> **What is needed**:
State how many lines include "stress", giving the number by itself.

> **Items**:

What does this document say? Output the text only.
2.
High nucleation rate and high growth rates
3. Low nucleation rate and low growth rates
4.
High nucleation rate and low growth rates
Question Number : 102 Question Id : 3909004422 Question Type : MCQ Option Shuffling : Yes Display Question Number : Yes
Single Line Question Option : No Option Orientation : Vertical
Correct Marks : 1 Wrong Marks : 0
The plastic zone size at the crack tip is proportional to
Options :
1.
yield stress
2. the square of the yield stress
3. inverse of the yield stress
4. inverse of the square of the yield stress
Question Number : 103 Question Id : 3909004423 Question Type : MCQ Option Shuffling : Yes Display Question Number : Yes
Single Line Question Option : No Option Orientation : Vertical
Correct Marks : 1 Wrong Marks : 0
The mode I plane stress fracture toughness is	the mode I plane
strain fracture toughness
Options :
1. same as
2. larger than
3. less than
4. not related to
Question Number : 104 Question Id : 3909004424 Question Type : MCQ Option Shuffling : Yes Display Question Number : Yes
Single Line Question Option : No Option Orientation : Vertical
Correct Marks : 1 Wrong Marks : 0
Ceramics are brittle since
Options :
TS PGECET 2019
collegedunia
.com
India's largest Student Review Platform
...
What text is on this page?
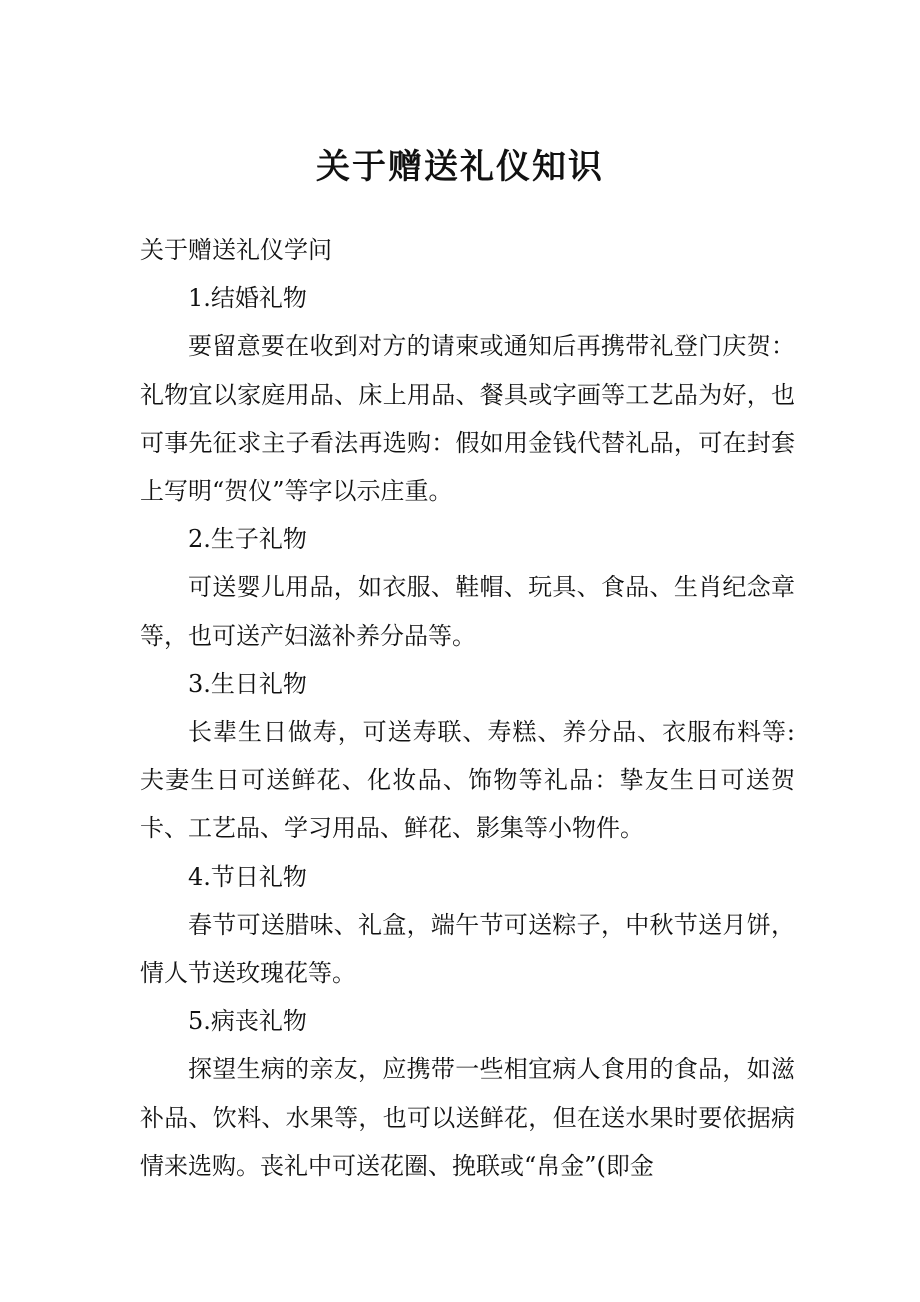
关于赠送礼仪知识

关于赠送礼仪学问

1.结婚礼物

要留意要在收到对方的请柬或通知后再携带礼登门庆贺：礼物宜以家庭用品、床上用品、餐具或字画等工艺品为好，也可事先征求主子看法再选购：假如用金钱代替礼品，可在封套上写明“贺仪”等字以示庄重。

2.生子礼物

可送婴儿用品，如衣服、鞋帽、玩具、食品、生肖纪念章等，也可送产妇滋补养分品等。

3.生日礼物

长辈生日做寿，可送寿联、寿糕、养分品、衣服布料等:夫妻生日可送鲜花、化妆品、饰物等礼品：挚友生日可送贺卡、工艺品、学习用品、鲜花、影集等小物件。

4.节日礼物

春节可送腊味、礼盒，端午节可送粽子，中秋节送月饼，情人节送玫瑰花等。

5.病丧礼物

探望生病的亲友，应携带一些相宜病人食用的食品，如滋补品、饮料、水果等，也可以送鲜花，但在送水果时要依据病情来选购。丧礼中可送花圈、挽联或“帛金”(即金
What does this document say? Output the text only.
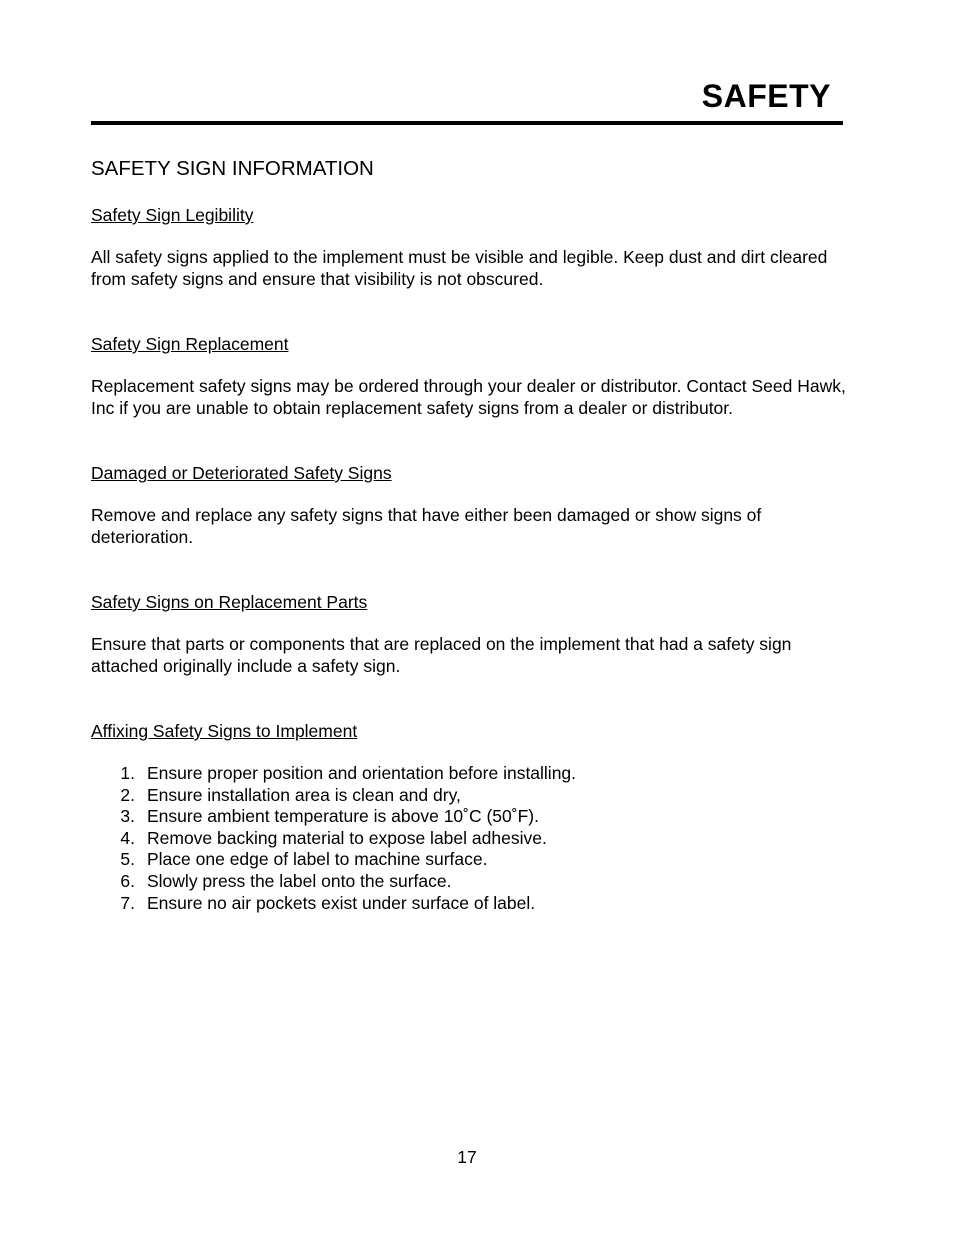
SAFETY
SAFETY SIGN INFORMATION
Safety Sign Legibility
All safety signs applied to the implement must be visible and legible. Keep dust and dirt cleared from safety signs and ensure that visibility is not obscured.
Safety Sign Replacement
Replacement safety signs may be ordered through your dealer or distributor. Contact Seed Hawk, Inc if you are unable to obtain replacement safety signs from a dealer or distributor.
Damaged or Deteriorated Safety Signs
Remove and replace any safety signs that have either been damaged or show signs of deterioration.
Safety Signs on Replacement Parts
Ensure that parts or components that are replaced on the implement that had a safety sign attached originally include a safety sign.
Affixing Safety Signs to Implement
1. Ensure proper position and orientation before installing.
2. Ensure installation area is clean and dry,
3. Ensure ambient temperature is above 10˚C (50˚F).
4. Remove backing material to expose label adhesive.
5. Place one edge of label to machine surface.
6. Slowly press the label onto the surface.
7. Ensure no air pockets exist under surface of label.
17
==
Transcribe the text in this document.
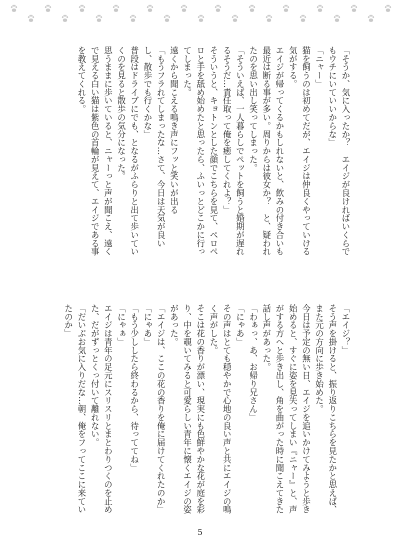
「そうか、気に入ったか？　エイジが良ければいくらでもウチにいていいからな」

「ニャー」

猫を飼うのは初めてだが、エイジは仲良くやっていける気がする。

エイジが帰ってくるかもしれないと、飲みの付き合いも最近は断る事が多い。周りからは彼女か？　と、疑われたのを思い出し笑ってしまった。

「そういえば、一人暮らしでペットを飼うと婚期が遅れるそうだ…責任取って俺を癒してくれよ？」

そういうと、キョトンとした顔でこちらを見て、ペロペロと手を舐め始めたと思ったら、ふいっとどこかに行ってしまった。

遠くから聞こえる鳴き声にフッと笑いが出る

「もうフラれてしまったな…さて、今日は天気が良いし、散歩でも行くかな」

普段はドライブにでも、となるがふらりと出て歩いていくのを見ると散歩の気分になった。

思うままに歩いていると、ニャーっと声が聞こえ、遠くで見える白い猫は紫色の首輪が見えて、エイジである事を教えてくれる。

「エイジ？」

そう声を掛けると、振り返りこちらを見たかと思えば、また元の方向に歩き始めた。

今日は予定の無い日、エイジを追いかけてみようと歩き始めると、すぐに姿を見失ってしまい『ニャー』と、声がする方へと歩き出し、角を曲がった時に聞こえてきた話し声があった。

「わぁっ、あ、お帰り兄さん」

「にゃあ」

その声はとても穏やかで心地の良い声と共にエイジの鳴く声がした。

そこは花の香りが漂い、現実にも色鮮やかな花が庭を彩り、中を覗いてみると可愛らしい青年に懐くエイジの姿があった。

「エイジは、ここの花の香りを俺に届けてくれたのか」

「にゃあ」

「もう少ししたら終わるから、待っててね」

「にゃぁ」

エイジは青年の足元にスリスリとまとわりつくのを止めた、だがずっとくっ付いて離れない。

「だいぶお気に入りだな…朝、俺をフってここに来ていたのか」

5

> **Written solution**:
5